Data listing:
---

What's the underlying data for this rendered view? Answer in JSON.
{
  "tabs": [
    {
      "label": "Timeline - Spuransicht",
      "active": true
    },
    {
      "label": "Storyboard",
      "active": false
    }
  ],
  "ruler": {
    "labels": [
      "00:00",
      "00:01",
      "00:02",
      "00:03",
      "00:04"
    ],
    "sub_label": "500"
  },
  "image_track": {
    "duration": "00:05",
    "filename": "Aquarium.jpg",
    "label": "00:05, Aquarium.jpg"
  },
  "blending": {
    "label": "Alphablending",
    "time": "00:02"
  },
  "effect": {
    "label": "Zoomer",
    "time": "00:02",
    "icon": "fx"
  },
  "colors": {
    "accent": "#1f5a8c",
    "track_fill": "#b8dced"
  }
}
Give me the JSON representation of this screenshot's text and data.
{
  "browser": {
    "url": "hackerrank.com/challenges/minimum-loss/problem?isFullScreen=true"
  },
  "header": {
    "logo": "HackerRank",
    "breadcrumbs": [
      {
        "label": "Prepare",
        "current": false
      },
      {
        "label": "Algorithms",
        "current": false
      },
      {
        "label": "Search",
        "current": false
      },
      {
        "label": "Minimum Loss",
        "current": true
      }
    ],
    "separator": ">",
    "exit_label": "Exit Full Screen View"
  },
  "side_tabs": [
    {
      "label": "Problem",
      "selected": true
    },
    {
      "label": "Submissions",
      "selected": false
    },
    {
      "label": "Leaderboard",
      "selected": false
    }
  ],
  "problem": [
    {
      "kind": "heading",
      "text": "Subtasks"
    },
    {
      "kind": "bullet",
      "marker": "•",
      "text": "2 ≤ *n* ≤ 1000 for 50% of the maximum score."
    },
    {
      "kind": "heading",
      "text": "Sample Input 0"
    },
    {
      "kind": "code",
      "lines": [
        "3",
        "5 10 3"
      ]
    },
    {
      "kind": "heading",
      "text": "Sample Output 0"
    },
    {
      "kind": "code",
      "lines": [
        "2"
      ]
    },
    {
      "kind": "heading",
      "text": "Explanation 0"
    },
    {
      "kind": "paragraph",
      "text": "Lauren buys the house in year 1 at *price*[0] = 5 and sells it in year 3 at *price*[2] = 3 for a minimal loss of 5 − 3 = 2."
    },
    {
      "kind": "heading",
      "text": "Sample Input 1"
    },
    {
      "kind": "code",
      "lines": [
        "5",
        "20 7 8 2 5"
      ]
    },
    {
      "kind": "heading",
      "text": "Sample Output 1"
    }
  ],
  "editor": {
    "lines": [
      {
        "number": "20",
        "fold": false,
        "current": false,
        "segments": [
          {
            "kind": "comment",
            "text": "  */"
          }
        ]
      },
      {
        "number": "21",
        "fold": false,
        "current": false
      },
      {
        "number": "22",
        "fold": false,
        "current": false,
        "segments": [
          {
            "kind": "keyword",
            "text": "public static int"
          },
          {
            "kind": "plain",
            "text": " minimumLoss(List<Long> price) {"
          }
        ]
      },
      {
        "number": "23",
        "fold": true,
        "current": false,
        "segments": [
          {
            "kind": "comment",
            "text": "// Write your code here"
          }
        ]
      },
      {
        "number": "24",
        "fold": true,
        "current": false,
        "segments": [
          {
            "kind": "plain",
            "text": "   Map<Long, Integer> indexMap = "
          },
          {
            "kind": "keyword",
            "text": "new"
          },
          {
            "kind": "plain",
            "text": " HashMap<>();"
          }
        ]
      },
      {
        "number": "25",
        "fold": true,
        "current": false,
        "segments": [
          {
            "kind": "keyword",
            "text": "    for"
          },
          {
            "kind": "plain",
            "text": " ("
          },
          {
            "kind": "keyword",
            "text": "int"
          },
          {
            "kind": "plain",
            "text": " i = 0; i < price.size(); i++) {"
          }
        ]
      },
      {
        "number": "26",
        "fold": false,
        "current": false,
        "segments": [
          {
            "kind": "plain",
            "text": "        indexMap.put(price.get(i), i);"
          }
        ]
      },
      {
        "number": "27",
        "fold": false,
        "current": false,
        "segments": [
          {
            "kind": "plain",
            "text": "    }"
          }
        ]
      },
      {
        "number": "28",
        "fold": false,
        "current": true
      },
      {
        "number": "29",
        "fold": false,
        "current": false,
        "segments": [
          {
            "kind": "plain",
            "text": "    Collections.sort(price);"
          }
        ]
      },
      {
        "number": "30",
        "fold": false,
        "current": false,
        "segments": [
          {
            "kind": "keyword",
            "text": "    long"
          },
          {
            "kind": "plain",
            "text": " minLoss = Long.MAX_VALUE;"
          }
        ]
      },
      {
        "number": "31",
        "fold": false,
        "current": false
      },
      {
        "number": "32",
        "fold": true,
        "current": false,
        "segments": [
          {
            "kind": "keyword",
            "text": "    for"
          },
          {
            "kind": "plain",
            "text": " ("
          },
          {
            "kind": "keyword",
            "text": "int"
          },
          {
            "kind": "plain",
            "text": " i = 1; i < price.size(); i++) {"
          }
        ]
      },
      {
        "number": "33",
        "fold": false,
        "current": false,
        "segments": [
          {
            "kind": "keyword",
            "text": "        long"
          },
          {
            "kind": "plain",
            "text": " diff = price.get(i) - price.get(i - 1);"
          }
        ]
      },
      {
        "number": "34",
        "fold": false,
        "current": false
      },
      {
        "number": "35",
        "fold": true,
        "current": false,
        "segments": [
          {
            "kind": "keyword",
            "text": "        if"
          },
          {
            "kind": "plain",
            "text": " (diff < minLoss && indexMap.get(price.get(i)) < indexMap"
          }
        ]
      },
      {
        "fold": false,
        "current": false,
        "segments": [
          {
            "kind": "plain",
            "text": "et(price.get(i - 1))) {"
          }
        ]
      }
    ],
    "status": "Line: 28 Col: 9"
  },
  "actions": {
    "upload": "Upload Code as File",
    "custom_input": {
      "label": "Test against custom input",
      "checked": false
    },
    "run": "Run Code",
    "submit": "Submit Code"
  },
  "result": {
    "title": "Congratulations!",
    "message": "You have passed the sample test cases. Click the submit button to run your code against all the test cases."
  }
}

---

Repeat every line of the records above exactly.

What's the underlying data for this rendered view? Answer in JSON.
{
  "tabs": [
    {
      "label": "Timeline - Spuransicht",
      "active": true
    },
    {
      "label": "Storyboard",
      "active": false
    }
  ],
  "ruler": {
    "labels": [
      "00:00",
      "00:01",
      "00:02",
      "00:03",
      "00:04"
    ],
    "sub_label": "500"
  },
  "image_track": {
    "duration": "00:05",
    "filename": "Aquarium.jpg",
    "label": "00:05, Aquarium.jpg"
  },
  "blending": {
    "label": "Alphablending",
    "time": "00:02"
  },
  "effect": {
    "label": "Zoomer",
    "time": "00:02",
    "icon": "fx"
  },
  "colors": {
    "accent": "#1f5a8c",
    "track_fill": "#b8dced"
  }
}
Give me the JSON representation of this screenshot's text and data.
{
  "browser": {
    "url": "hackerrank.com/challenges/minimum-loss/problem?isFullScreen=true"
  },
  "header": {
    "logo": "HackerRank",
    "breadcrumbs": [
      {
        "label": "Prepare",
        "current": false
      },
      {
        "label": "Algorithms",
        "current": false
      },
      {
        "label": "Search",
        "current": false
      },
      {
        "label": "Minimum Loss",
        "current": true
      }
    ],
    "separator": ">",
    "exit_label": "Exit Full Screen View"
  },
  "side_tabs": [
    {
      "label": "Problem",
      "selected": true
    },
    {
      "label": "Submissions",
      "selected": false
    },
    {
      "label": "Leaderboard",
      "selected": false
    }
  ],
  "problem": [
    {
      "kind": "heading",
      "text": "Subtasks"
    },
    {
      "kind": "bullet",
      "marker": "•",
      "text": "2 ≤ *n* ≤ 1000 for 50% of the maximum score."
    },
    {
      "kind": "heading",
      "text": "Sample Input 0"
    },
    {
      "kind": "code",
      "lines": [
        "3",
        "5 10 3"
      ]
    },
    {
      "kind": "heading",
      "text": "Sample Output 0"
    },
    {
      "kind": "code",
      "lines": [
        "2"
      ]
    },
    {
      "kind": "heading",
      "text": "Explanation 0"
    },
    {
      "kind": "paragraph",
      "text": "Lauren buys the house in year 1 at *price*[0] = 5 and sells it in year 3 at *price*[2] = 3 for a minimal loss of 5 − 3 = 2."
    },
    {
      "kind": "heading",
      "text": "Sample Input 1"
    },
    {
      "kind": "code",
      "lines": [
        "5",
        "20 7 8 2 5"
      ]
    },
    {
      "kind": "heading",
      "text": "Sample Output 1"
    }
  ],
  "editor": {
    "lines": [
      {
        "number": "20",
        "fold": false,
        "current": false,
        "segments": [
          {
            "kind": "comment",
            "text": "  */"
          }
        ]
      },
      {
        "number": "21",
        "fold": false,
        "current": false
      },
      {
        "number": "22",
        "fold": false,
        "current": false,
        "segments": [
          {
            "kind": "keyword",
            "text": "public static int"
          },
          {
            "kind": "plain",
            "text": " minimumLoss(List<Long> price) {"
          }
        ]
      },
      {
        "number": "23",
        "fold": true,
        "current": false,
        "segments": [
          {
            "kind": "comment",
            "text": "// Write your code here"
          }
        ]
      },
      {
        "number": "24",
        "fold": true,
        "current": false,
        "segments": [
          {
            "kind": "plain",
            "text": "   Map<Long, Integer> indexMap = "
          },
          {
            "kind": "keyword",
            "text": "new"
          },
          {
            "kind": "plain",
            "text": " HashMap<>();"
          }
        ]
      },
      {
        "number": "25",
        "fold": true,
        "current": false,
        "segments": [
          {
            "kind": "keyword",
            "text": "    for"
          },
          {
            "kind": "plain",
            "text": " ("
          },
          {
            "kind": "keyword",
            "text": "int"
          },
          {
            "kind": "plain",
            "text": " i = 0; i < price.size(); i++) {"
          }
        ]
      },
      {
        "number": "26",
        "fold": false,
        "current": false,
        "segments": [
          {
            "kind": "plain",
            "text": "        indexMap.put(price.get(i), i);"
          }
        ]
      },
      {
        "number": "27",
        "fold": false,
        "current": false,
        "segments": [
          {
            "kind": "plain",
            "text": "    }"
          }
        ]
      },
      {
        "number": "28",
        "fold": false,
        "current": true
      },
      {
        "number": "29",
        "fold": false,
        "current": false,
        "segments": [
          {
            "kind": "plain",
            "text": "    Collections.sort(price);"
          }
        ]
      },
      {
        "number": "30",
        "fold": false,
        "current": false,
        "segments": [
          {
            "kind": "keyword",
            "text": "    long"
          },
          {
            "kind": "plain",
            "text": " minLoss = Long.MAX_VALUE;"
          }
        ]
      },
      {
        "number": "31",
        "fold": false,
        "current": false
      },
      {
        "number": "32",
        "fold": true,
        "current": false,
        "segments": [
          {
            "kind": "keyword",
            "text": "    for"
          },
          {
            "kind": "plain",
            "text": " ("
          },
          {
            "kind": "keyword",
            "text": "int"
          },
          {
            "kind": "plain",
            "text": " i = 1; i < price.size(); i++) {"
          }
        ]
      },
      {
        "number": "33",
        "fold": false,
        "current": false,
        "segments": [
          {
            "kind": "keyword",
            "text": "        long"
          },
          {
            "kind": "plain",
            "text": " diff = price.get(i) - price.get(i - 1);"
          }
        ]
      },
      {
        "number": "34",
        "fold": false,
        "current": false
      },
      {
        "number": "35",
        "fold": true,
        "current": false,
        "segments": [
          {
            "kind": "keyword",
            "text": "        if"
          },
          {
            "kind": "plain",
            "text": " (diff < minLoss && indexMap.get(price.get(i)) < indexMap"
          }
        ]
      },
      {
        "fold": false,
        "current": false,
        "segments": [
          {
            "kind": "plain",
            "text": "et(price.get(i - 1))) {"
          }
        ]
      }
    ],
    "status": "Line: 28 Col: 9"
  },
  "actions": {
    "upload": "Upload Code as File",
    "custom_input": {
      "label": "Test against custom input",
      "checked": false
    },
    "run": "Run Code",
    "submit": "Submit Code"
  },
  "result": {
    "title": "Congratulations!",
    "message": "You have passed the sample test cases. Click the submit button to run your code against all the test cases."
  }
}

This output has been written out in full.